*RECORD SET*:

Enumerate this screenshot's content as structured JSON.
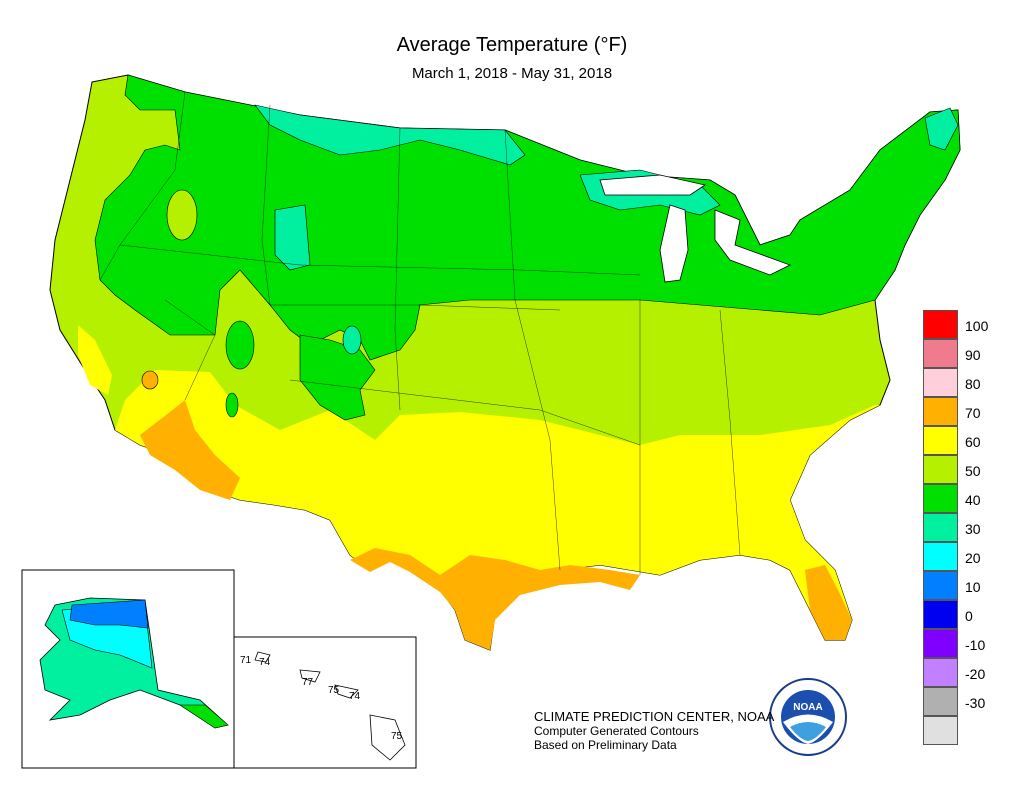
{
  "title": "Average Temperature (°F)",
  "subtitle": "March 1, 2018 - May 31, 2018",
  "legend": {
    "items": [
      {
        "label": "100",
        "color": "#ff0000"
      },
      {
        "label": "90",
        "color": "#f07a8e"
      },
      {
        "label": "80",
        "color": "#ffd0dc"
      },
      {
        "label": "70",
        "color": "#ffb000"
      },
      {
        "label": "60",
        "color": "#ffff00"
      },
      {
        "label": "50",
        "color": "#b4f000"
      },
      {
        "label": "40",
        "color": "#00e000"
      },
      {
        "label": "30",
        "color": "#00f0a0"
      },
      {
        "label": "20",
        "color": "#00ffff"
      },
      {
        "label": "10",
        "color": "#0080ff"
      },
      {
        "label": "0",
        "color": "#0000f0"
      },
      {
        "label": "-10",
        "color": "#8000ff"
      },
      {
        "label": "-20",
        "color": "#c080ff"
      },
      {
        "label": "-30",
        "color": "#b0b0b0"
      },
      {
        "label": "",
        "color": "#e0e0e0"
      }
    ]
  },
  "hawaii_labels": [
    "71",
    "74",
    "77",
    "75",
    "74",
    "75"
  ],
  "credits": {
    "line1": "CLIMATE PREDICTION CENTER, NOAA",
    "line2": "Computer Generated Contours",
    "line3": "Based on Preliminary Data"
  },
  "logo": {
    "text": "NOAA",
    "ring": "NATIONAL OCEANIC AND ATMOSPHERIC ADMINISTRATION · U.S. DEPARTMENT OF COMMERCE"
  }
}
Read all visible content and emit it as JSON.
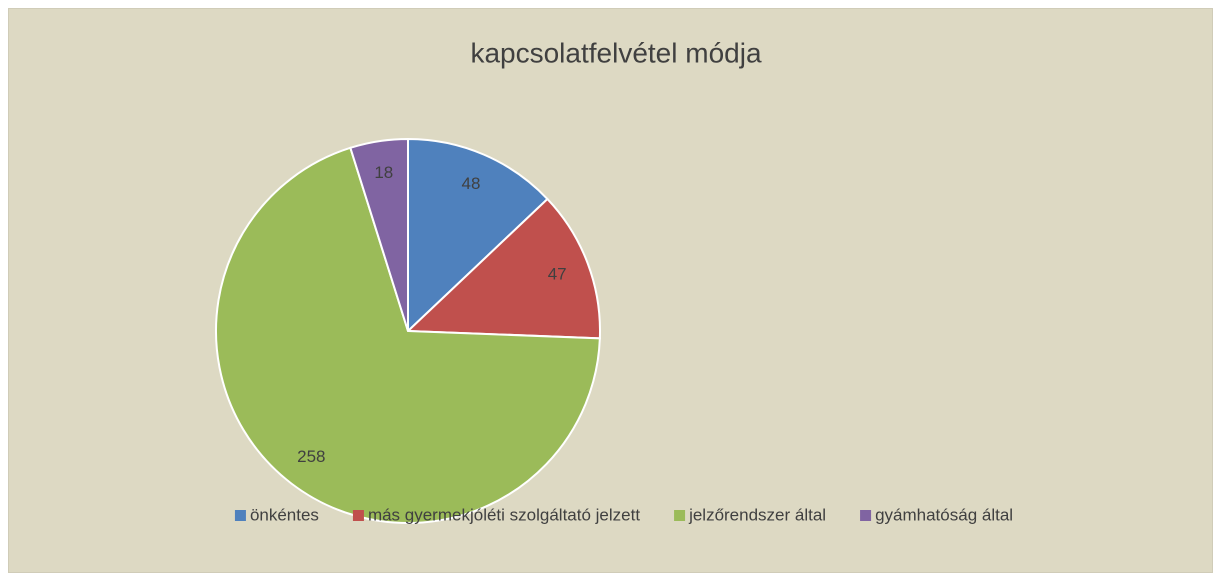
{
  "chart_data": {
    "type": "pie",
    "title": "kapcsolatfelvétel módja",
    "categories": [
      "önkéntes",
      "más gyermekjóléti szolgáltató jelzett",
      "jelzőrendszer által",
      "gyámhatóság által"
    ],
    "values": [
      48,
      47,
      258,
      18
    ],
    "colors": [
      "#4f81bd",
      "#c0504d",
      "#9bbb59",
      "#8064a2"
    ],
    "legend": "bottom"
  }
}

*YOUR TASK*: Please output exactly the lines from the line containing "Read all visible content and emit it as JSON." through the last line of the records above, both included, and leave out any pictures.

*THE SOLUTION*:
Read all visible content and emit it as JSON.
{
  "chart_data": {
    "type": "pie",
    "title": "kapcsolatfelvétel módja",
    "categories": [
      "önkéntes",
      "más gyermekjóléti szolgáltató jelzett",
      "jelzőrendszer által",
      "gyámhatóság által"
    ],
    "values": [
      48,
      47,
      258,
      18
    ],
    "colors": [
      "#4f81bd",
      "#c0504d",
      "#9bbb59",
      "#8064a2"
    ],
    "legend": "bottom"
  }
}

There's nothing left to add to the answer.